WORK TO DO: Gather the lines that hold the string "this".

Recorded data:
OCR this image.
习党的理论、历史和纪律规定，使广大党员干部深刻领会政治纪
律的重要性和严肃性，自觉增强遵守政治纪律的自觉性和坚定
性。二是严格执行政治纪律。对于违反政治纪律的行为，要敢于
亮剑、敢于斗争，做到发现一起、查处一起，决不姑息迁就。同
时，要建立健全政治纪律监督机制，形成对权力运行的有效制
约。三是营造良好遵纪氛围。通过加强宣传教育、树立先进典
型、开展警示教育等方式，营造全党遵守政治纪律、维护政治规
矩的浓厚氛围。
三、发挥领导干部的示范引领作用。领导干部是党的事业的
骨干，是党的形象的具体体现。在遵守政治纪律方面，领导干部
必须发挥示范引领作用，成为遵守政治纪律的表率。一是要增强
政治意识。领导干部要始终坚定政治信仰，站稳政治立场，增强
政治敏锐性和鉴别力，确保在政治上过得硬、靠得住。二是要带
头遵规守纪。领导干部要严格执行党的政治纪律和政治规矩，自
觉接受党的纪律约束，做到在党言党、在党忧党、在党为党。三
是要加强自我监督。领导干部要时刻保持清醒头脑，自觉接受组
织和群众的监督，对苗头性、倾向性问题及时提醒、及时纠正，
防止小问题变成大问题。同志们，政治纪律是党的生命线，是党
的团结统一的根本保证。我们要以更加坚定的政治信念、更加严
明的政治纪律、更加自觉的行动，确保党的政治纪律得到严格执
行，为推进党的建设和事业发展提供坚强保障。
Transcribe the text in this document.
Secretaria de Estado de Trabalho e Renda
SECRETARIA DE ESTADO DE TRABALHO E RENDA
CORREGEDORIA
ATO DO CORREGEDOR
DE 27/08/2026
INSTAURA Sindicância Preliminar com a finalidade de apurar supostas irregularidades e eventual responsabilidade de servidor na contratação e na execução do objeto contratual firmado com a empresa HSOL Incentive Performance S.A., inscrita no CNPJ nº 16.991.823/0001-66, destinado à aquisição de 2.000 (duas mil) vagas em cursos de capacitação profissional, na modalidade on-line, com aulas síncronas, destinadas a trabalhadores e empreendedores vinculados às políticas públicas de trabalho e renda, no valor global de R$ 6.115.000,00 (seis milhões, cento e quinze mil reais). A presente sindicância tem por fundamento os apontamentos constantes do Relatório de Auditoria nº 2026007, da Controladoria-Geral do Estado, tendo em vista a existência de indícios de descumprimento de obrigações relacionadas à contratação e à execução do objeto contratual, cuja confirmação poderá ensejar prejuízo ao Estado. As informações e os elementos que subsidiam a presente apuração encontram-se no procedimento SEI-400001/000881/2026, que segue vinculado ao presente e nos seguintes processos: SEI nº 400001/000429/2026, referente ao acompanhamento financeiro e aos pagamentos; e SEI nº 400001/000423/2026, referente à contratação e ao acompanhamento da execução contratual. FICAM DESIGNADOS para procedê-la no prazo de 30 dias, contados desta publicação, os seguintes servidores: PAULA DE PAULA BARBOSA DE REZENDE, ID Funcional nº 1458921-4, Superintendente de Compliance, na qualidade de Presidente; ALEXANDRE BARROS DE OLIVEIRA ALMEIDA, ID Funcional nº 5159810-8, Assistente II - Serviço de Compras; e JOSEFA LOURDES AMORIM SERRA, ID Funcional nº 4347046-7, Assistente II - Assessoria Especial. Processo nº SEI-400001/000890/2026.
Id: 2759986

IN RESPONSE:
OCR this image.
Transcribe the text in this document.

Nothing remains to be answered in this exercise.